_Text section_
════════
Kubernetes

This section covers different strategies for deploying Dagger on a Kubernetes cluster. Its primary focus are teams that looking forward to self-host their CI infrastructure and use Dagger at its core to run their pipelines.

Running Dagger in Kubernetes is generally a good choice for:

Teams with demanding CI/CD performance needs or regulated environments.
Individuals or teams that want to self-host their CI infrastructure.
Better integration with internal existing infrastructure.
Mitigate CI vendor lock-in

How it works

Architecture patterns

This section describe a few common architecture patterns to consider when setting up a Continuous Integration (CI) environment using Dagger on Kubernetes.

Persistent nodes

The base pattern consists of persistent Kubernetes nodes with ephemeral CI runners.

The minimum required components are:

Kubernetes cluster, consisting of support nodes and runner nodes.
- Runner nodes host CI runners and Dagger Engines.
════════
_Records of where elements are placed_
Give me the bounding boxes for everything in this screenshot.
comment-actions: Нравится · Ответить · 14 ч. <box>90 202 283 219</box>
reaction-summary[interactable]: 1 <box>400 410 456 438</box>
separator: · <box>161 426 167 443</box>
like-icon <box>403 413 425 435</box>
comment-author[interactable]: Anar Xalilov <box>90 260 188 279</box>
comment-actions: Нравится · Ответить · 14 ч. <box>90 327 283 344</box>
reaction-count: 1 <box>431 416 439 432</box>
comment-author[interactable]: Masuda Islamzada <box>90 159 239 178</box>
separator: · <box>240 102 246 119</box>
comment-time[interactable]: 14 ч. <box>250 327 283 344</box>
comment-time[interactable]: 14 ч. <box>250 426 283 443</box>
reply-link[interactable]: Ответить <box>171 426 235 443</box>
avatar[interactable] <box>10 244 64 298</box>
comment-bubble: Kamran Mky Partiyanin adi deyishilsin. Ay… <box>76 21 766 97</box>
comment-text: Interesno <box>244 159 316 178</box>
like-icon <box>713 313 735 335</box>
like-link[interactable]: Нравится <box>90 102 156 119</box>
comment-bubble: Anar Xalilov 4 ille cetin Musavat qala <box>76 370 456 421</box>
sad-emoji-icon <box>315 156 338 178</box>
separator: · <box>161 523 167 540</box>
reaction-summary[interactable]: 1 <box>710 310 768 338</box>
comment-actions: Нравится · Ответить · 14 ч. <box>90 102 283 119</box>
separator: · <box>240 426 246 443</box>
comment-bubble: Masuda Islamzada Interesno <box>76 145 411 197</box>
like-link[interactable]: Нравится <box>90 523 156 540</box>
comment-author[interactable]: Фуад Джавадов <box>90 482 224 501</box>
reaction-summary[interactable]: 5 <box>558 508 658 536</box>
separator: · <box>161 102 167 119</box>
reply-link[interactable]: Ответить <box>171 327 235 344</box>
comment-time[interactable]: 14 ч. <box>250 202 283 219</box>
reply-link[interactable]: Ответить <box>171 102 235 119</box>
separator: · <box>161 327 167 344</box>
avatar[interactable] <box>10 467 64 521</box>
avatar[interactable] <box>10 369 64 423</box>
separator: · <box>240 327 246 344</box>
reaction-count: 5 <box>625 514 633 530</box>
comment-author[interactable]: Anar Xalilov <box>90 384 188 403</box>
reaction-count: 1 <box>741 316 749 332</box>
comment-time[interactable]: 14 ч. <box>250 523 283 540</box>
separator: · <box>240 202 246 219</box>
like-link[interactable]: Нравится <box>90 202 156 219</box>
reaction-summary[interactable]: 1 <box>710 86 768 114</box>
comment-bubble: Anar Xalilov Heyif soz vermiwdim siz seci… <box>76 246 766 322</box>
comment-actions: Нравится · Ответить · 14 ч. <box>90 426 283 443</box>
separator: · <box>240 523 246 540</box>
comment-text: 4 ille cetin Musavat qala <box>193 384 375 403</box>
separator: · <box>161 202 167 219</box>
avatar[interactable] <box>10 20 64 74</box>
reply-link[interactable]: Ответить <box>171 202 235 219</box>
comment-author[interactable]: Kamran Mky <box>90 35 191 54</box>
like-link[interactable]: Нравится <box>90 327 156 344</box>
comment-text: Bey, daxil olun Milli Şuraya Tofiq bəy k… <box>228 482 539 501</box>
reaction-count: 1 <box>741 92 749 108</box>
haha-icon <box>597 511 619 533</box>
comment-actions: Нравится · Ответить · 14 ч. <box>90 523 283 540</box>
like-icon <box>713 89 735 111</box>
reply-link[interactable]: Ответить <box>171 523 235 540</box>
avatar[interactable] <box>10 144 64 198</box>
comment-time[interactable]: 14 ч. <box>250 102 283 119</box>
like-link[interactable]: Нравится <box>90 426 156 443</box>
════════
_Problems to solve_
[1] Arrange the entries as a numbered list, from the first line of the entries through the line containing "comment-bubble: Anar Xalilov 4", with both ends included and blank lines left out.
[2] Pick up the text on deploying Dagger on Kubernetes at the point where it stops, and continue it.
The text and the entries are unrelated to each other.

_Results of the exercise_
[1]
1. Give me the bounding boxes for everything in this screenshot.
2. comment-actions: Нравится · Ответить · 14 ч. <box>90 202 283 219</box>
3. reaction-summary[interactable]: 1 <box>400 410 456 438</box>
4. separator: · <box>161 426 167 443</box>
5. like-icon <box>403 413 425 435</box>
6. comment-author[interactable]: Anar Xalilov <box>90 260 188 279</box>
7. comment-actions: Нравится · Ответить · 14 ч. <box>90 327 283 344</box>
8. reaction-count: 1 <box>431 416 439 432</box>
9. comment-author[interactable]: Masuda Islamzada <box>90 159 239 178</box>
10. separator: · <box>240 102 246 119</box>
11. comment-time[interactable]: 14 ч. <box>250 327 283 344</box>
12. comment-time[interactable]: 14 ч. <box>250 426 283 443</box>
13. reply-link[interactable]: Ответить <box>171 426 235 443</box>
14. avatar[interactable] <box>10 244 64 298</box>
15. comment-bubble: Kamran Mky Partiyanin adi deyishilsin. Ay… <box>76 21 766 97</box>
16. comment-text: Interesno <box>244 159 316 178</box>
17. like-icon <box>713 313 735 335</box>
18. like-link[interactable]: Нравится <box>90 102 156 119</box>
19. comment-bubble: Anar Xalilov 4 ille cetin Musavat qala <box>76 370 456 421</box>

[2]
- Support nodes host support and management tools, such as certificate management, runner controller & other functions.
Certificates manager, required by Runner controller for Admission Webhook.
Runner controller, responsible for managing CI runners in response to CI job requests.
- CI runners are the workhorses of a CI/CD system. They execute the jobs that are defined in the CI/CD pipeline.
Dagger Engine on each runner node, running alongside one or more CI runners.
- Responsible for running Dagger pipelines and caching intermediate and final build artifacts.

In this architecture:

Kubernetes nodes are persistent.
CI runners are ephemeral.
Each CI runner has access only to the cache of the local Dagger Engine.
The Dagger Engine is deployed as a DaemonSet, to use resources in the most efficient manner and enable reuse of the local Dagger Engine cache to the greatest extent possible.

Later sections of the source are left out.